| TASK DIRECTIONS |
Answer these three questions from the election forum thread below:
1. According to Crash Daily, for how many years did Obama attend the church described?
2. Whose chances does FOTD say a Jesse Ventura run would hurt?
3. To whom is the quotation in Conan71's signature attributed?

>> BEGIN SELECTED EXCERPT

Good. You vote for the old guy who surrounds himself with bad advisors while he can't think consistently. Doesn't matter anyway. I guess family values and good moral character are not required....

Conan71

quote:
Originally posted by FOTD

Good. You vote for the old guy who surrounds himself with bad advisors while he can't think consistently. Doesn't matter anyway. I guess family values and good moral character are not required....



Hearsay.  

How many foreign, ethnic orphans have the Obamas adopted again?

Didn't say who I was voting for yet.  There's still more than three months left to find out more facts on these two.
"It has been said that politics is the second oldest profession. I have learned that it bears a striking resemblance to the first" -Ronald Reagan

Crash Daily

They are both terrible options, but at least I don't get the feeling that McCain is hiding behind the media.

Obama has O, zero, zilch, none, NO practical experience and attended a church for 20 years that is a black nationalist, Africa first church.
Now, either he knows, follows and believes in his church or he's a blind, stupid, shallow idiot. There's no third option. Which of those options makes for a good choice for President of the United States? We've already tried the second option, although I doubt to Obama's extent. He sure can talk pretty when he reads from the box. It isn't working.

FOTD

quote:
Originally posted by Crash Daily

They are both terrible options, but at least I don't get the feeling that McCain is hiding behind the media.

Obama has O, zero, zilch, none, NO practical experience and attended a church for 20 years that is a black nationalist, Africa first church.
Now, either he knows, follows and believes in his church or he's a blind, stupid, shallow idiot. There's no third option. Which of those options makes for a good choice for President of the United States? We've already tried the second option, although I doubt to Obama's extent. He sure can talk pretty when he reads from the box. It isn't working.



You left out he's a Muslim.

Crash and burn already.....

Hoss

What will happen, I believe, is that the country is so ready for change, that change will come as a party change in the White House.

Just because McCain says he's not Bush doesn't make it so in the eyes of voters.  He has the nasty reputation of being Republican right now, and with some of the rhetoric he's been spewing about the Iraq War, and with the news still playing up some of his more idiotic displays (anyone remember 'bomb, bomb, bomb...bomb, bomb Iran?) he will not be able to shake the Bush anti-legacy loose.

I wish Jesse Ventura would run. [:D]

FOTD

quote:
Originally posted by Hoss

What will happen, I believe, is that the country is so ready for change, that change will come as a party change in the White House.

Just because McCain says he's not Bush doesn't make it so in the eyes of voters.  He has the nasty reputation of being Republican right now, and with some of the rhetoric he's been spewing about the Iraq War, and with the news still playing up some of his more idiotic displays (anyone remember 'bomb, bomb, bomb...bomb, bomb Iran?) he will not be able to shake the Bush anti-legacy loose.

I wish Jesse Ventura would run. [:D]



I hope not because that would hurt Al Franken's chances and we need a real genuine commedian in the Senate. Authenticity for a change![}:)]

Conan71

Ventura?  Sheesh, his 'roid rage would make McCain look like a lamb. [}:)]
"It has been said that politics is the second oldest profession. I have learned that it bears a striking resemblance to the first" -Ronald Reagan

FOTD

I'm for John McCain because he likes to tell jokes....er, he is the joke.

>> END SELECTED EXCERPT
>> BEGIN DATA PROVIDED

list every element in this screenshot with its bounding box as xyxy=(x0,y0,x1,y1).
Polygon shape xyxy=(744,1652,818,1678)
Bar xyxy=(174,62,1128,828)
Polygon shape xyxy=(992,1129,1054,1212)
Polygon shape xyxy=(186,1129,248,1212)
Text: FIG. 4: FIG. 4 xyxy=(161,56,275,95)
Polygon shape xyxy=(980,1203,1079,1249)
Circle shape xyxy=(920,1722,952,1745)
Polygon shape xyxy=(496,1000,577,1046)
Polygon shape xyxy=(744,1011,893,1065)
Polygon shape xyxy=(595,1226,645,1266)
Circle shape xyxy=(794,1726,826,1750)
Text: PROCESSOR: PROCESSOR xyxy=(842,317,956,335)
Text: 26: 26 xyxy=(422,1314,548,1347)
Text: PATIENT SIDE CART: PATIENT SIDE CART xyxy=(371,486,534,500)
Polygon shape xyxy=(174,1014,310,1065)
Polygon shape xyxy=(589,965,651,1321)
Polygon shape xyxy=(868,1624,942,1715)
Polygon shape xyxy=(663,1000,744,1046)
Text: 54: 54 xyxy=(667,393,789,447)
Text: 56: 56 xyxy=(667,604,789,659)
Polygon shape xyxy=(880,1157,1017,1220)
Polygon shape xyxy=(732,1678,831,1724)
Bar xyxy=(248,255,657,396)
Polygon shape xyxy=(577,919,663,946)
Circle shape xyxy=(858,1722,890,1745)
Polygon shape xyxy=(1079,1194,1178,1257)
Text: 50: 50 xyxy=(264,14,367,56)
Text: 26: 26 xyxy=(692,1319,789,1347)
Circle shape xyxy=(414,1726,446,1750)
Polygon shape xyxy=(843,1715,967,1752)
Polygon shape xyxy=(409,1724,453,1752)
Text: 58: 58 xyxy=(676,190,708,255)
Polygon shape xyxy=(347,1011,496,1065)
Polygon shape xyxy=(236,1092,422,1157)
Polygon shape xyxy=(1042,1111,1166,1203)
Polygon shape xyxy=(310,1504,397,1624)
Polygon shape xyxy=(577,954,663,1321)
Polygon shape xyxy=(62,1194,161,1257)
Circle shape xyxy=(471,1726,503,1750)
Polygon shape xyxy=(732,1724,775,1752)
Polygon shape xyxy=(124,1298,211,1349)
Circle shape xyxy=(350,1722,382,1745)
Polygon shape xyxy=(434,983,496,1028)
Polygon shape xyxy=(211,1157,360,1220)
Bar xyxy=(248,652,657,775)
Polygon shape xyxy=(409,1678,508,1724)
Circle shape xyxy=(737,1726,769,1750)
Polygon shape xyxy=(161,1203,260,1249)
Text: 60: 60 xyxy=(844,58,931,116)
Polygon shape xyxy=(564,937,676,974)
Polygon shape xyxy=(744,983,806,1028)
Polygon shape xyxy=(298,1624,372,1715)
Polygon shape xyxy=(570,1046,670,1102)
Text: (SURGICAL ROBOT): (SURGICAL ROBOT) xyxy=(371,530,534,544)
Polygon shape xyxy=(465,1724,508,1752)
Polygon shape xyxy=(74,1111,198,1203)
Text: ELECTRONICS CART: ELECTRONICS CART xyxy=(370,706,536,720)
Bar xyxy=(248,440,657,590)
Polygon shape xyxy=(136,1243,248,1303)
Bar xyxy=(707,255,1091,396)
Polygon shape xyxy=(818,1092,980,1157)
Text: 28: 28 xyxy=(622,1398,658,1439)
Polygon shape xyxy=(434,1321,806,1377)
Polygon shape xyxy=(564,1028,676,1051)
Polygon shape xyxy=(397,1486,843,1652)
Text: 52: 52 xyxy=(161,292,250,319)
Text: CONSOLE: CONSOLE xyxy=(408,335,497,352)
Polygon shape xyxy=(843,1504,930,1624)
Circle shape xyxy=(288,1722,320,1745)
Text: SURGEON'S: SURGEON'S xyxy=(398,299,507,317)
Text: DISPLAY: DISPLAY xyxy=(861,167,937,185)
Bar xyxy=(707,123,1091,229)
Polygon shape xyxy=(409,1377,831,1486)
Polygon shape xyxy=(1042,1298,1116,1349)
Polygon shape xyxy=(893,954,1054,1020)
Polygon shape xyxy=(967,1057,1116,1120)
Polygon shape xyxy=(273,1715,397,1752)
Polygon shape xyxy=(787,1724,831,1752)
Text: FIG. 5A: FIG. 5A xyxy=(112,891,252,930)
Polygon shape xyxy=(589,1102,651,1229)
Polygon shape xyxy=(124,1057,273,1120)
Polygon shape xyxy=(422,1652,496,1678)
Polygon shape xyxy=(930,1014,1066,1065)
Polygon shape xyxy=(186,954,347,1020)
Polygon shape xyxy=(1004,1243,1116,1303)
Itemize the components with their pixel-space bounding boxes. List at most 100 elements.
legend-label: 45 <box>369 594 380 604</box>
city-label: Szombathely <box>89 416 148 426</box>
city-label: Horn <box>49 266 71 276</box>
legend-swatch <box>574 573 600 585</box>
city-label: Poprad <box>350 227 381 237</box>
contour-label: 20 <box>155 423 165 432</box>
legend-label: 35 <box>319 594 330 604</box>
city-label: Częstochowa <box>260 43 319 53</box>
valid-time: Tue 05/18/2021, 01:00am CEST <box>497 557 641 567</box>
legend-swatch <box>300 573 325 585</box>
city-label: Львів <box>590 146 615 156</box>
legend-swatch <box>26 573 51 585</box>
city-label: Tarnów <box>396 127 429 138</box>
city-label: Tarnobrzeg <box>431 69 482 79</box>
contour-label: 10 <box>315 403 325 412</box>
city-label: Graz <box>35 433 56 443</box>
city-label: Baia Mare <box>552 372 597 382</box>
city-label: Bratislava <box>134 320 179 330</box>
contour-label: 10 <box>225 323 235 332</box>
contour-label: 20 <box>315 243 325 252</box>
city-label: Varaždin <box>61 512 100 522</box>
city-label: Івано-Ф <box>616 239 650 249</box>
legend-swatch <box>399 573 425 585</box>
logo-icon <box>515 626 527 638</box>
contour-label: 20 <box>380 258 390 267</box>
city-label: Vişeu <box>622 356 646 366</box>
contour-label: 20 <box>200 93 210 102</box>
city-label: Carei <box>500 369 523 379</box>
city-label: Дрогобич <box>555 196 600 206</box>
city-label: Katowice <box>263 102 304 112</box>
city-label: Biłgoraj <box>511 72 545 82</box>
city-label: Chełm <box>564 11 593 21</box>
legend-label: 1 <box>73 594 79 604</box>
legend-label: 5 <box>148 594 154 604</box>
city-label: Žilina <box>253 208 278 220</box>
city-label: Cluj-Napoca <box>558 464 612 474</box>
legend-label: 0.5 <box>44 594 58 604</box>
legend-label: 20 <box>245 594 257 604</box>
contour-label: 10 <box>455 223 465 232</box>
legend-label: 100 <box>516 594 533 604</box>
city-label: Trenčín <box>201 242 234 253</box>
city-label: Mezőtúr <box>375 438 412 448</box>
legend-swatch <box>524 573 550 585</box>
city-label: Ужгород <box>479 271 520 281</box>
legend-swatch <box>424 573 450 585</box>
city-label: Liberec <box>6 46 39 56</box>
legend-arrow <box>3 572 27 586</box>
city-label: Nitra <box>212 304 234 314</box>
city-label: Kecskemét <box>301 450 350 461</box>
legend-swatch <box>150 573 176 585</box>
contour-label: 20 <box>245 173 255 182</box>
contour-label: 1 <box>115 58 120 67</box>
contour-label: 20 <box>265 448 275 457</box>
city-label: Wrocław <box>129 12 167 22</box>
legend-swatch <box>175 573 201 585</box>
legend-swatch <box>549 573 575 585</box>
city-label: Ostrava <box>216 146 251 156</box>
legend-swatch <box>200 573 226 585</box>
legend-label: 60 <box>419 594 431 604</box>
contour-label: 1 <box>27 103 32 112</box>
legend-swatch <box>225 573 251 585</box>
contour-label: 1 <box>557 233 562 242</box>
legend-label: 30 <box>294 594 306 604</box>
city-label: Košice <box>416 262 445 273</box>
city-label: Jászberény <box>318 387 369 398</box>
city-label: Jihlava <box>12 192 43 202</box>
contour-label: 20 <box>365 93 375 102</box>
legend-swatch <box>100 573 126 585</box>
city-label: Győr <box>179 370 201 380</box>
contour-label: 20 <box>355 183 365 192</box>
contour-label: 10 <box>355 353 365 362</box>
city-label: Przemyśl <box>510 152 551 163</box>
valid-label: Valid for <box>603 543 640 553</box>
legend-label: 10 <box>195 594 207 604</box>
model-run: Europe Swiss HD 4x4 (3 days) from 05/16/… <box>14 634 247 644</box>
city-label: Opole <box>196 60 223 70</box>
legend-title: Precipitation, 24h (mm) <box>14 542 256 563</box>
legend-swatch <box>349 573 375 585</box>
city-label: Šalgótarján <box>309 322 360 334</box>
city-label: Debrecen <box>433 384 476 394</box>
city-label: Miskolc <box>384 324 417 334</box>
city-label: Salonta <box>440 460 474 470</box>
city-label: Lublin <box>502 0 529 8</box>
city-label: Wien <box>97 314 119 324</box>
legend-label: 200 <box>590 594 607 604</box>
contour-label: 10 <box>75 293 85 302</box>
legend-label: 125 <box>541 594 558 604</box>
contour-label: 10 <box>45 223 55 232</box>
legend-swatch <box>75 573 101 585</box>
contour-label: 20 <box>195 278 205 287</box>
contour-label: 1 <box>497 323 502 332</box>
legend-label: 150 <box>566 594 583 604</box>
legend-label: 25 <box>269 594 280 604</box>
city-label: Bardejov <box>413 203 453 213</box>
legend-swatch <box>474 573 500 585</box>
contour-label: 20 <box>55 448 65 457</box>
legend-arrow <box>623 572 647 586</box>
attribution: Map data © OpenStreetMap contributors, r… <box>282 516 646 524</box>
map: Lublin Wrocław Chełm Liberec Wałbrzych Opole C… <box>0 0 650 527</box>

>> END DATA PROVIDED

| ANSWER BELOW |
1. 20 years
2. Al Franken's
3. Ronald Reagan